_DO THIS_. Extract the whole listing as it stands. Do not include the pictures.

_DATA IN THIS EXERCISE_.
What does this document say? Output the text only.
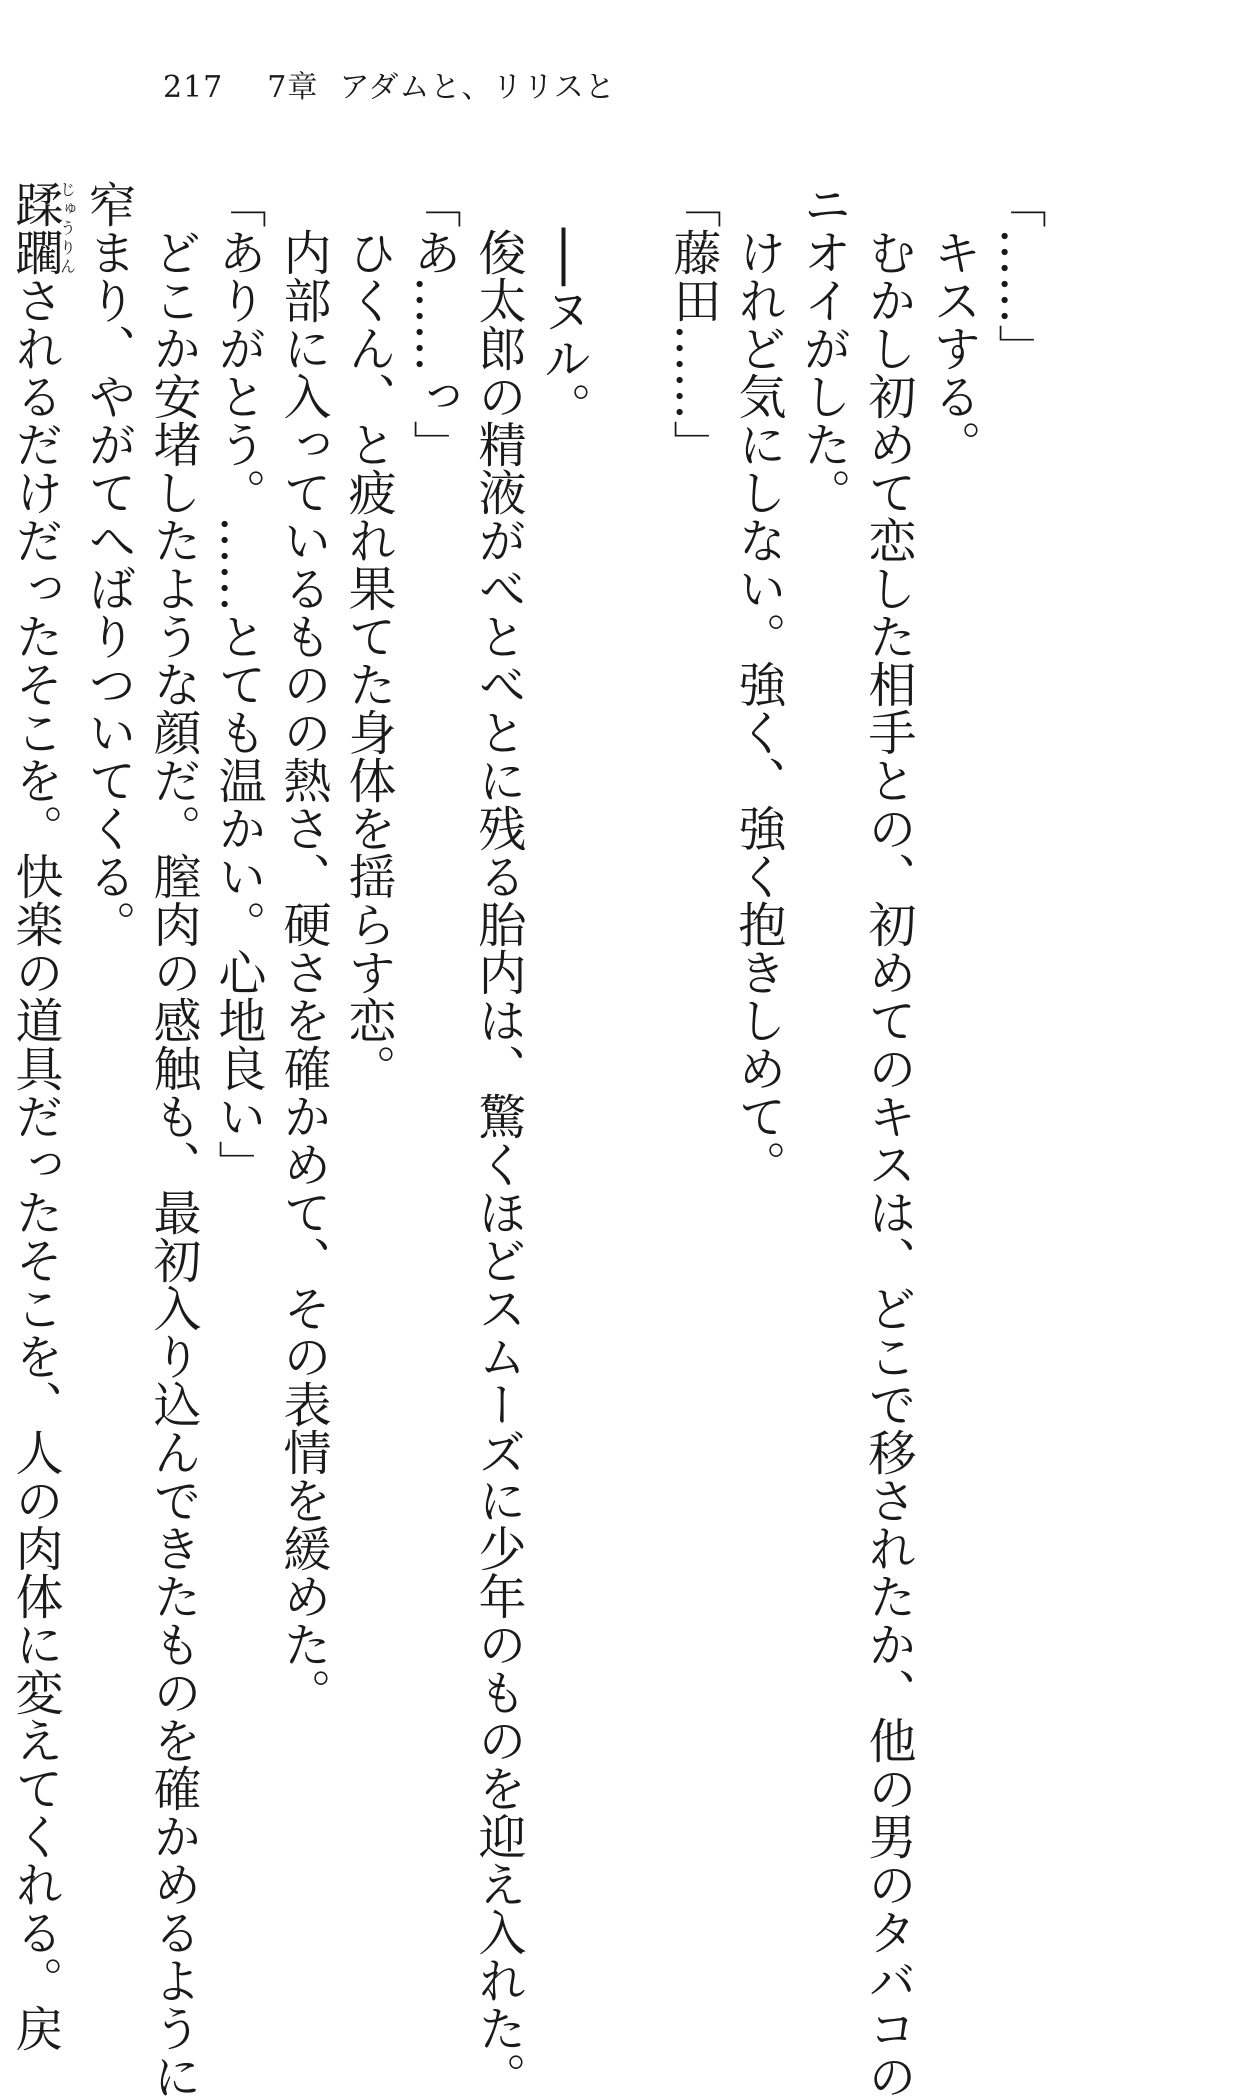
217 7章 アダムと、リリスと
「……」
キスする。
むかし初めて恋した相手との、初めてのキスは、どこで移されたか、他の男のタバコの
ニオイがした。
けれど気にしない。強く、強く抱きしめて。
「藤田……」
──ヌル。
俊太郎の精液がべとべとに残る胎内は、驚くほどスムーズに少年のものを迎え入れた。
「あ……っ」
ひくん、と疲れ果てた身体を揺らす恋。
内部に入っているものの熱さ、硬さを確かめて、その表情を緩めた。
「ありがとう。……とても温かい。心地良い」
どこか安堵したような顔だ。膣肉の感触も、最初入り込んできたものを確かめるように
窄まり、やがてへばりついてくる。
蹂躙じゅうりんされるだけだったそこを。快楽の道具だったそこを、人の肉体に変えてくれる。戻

_CORRECT RESPONSE_.
What does this document say? Output the text only.
217 7章 アダムと、リリスと
「……」
キスする。
むかし初めて恋した相手との、初めてのキスは、どこで移されたか、他の男のタバコの
ニオイがした。
けれど気にしない。強く、強く抱きしめて。
「藤田……」
──ヌル。
俊太郎の精液がべとべとに残る胎内は、驚くほどスムーズに少年のものを迎え入れた。
「あ……っ」
ひくん、と疲れ果てた身体を揺らす恋。
内部に入っているものの熱さ、硬さを確かめて、その表情を緩めた。
「ありがとう。……とても温かい。心地良い」
どこか安堵したような顔だ。膣肉の感触も、最初入り込んできたものを確かめるように
窄まり、やがてへばりついてくる。
蹂躙じゅうりんされるだけだったそこを。快楽の道具だったそこを、人の肉体に変えてくれる。戻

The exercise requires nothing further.